╭─ RECORDS FOR THIS EXERCISE
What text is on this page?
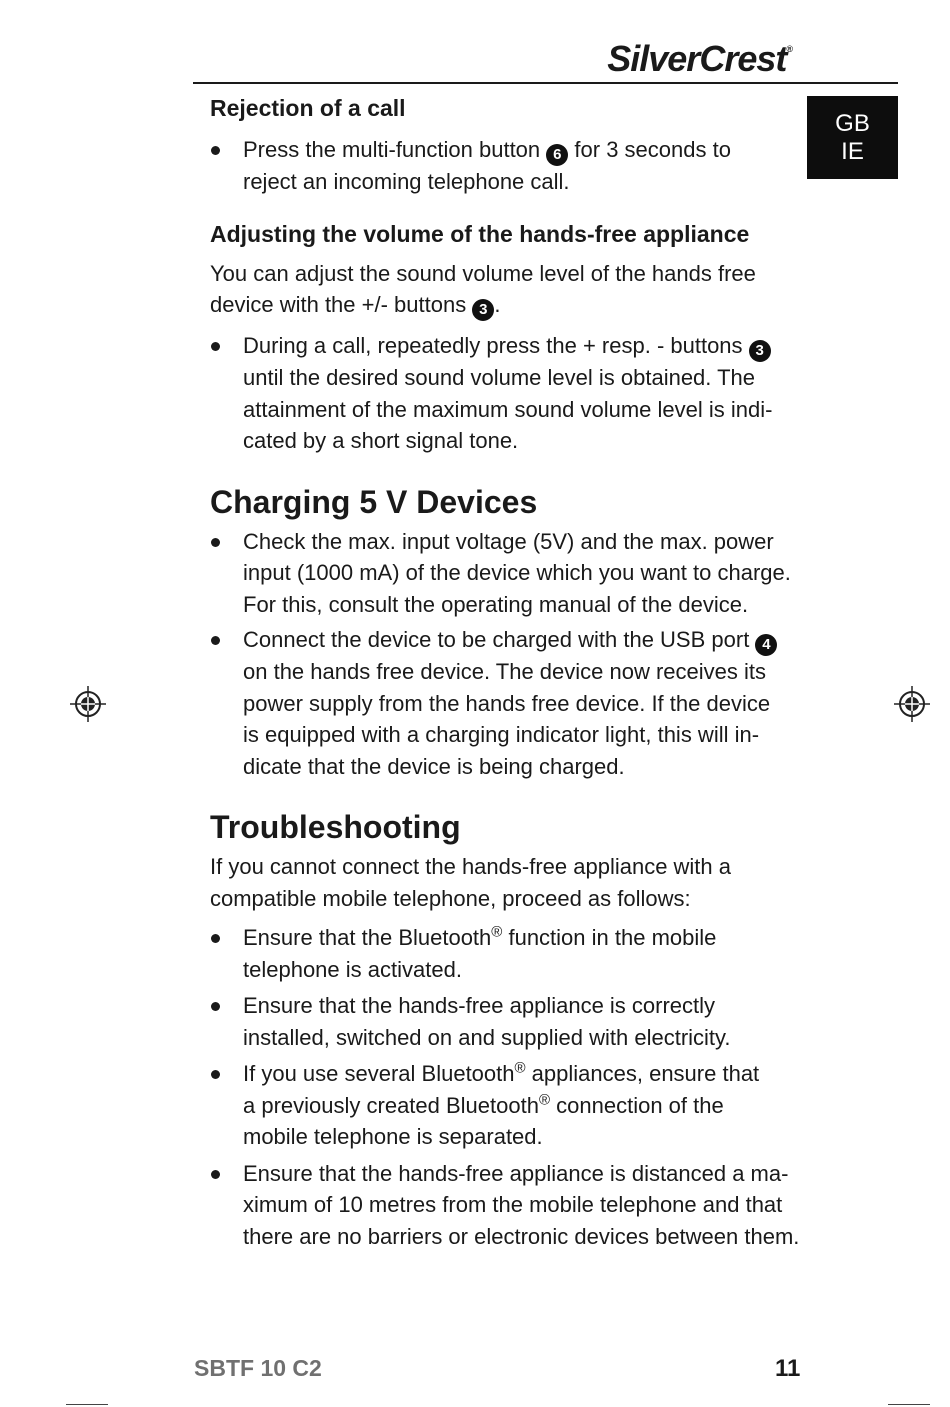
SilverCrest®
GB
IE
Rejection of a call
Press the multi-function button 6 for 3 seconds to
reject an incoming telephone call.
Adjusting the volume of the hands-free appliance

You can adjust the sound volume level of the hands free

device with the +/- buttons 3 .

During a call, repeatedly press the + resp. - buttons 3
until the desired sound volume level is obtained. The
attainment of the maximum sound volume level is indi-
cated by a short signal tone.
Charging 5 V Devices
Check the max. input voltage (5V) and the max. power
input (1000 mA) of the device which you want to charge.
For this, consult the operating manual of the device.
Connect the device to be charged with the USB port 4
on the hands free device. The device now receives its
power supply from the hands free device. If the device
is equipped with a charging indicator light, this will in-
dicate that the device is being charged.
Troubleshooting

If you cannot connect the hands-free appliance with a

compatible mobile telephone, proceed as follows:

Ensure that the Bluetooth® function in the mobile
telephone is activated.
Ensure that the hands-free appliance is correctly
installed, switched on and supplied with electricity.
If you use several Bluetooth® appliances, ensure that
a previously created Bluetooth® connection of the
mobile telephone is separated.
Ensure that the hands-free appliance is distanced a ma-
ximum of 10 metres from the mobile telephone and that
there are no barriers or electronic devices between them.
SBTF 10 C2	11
╰─
╭─ RECORDS FOR THIS EXERCISE
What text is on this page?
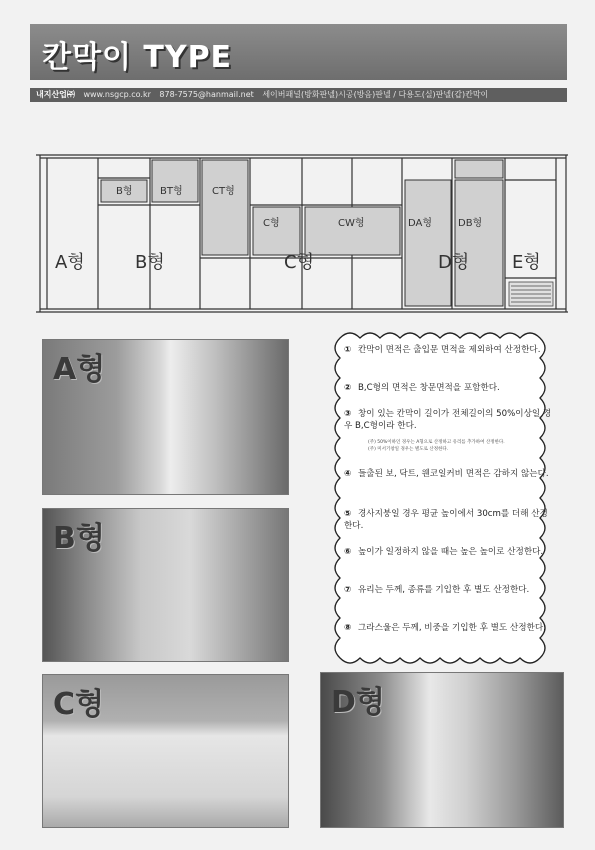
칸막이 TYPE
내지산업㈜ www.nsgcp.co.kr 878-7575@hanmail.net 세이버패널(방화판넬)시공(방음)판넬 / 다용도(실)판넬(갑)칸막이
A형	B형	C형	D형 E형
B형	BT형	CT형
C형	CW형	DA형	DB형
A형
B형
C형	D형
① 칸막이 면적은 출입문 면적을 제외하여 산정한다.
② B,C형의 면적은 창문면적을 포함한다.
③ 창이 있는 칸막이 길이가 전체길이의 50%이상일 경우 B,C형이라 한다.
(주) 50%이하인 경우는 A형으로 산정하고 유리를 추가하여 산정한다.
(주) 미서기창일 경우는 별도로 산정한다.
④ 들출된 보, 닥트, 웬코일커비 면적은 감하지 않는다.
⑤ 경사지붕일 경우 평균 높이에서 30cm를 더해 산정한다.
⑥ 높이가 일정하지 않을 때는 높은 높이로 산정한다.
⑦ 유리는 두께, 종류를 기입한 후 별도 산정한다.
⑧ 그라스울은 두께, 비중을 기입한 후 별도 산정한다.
╰─
╭─ RECORDS FOR THIS EXERCISE
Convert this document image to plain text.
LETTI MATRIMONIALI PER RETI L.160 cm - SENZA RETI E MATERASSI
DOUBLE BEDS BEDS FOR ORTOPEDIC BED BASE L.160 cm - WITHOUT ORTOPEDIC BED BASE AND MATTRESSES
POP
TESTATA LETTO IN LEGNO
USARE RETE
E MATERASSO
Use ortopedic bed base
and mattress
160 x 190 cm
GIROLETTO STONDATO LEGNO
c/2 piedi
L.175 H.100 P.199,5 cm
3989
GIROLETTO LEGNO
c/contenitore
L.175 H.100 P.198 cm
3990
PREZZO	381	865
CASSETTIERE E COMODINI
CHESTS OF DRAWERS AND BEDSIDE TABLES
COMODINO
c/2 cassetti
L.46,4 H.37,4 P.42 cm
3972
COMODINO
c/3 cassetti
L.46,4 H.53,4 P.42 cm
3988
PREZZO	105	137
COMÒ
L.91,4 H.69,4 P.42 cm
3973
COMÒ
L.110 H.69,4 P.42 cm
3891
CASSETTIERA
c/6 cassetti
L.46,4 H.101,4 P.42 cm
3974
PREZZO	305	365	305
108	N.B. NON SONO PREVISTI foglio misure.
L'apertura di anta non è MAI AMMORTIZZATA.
╰─
YOUR GOAL ->
Where a line in the material contains "charged", copy that line.

CORRECT ANSWER ->
Connect the device to be charged with the USB port 4
dicate that the device is being charged.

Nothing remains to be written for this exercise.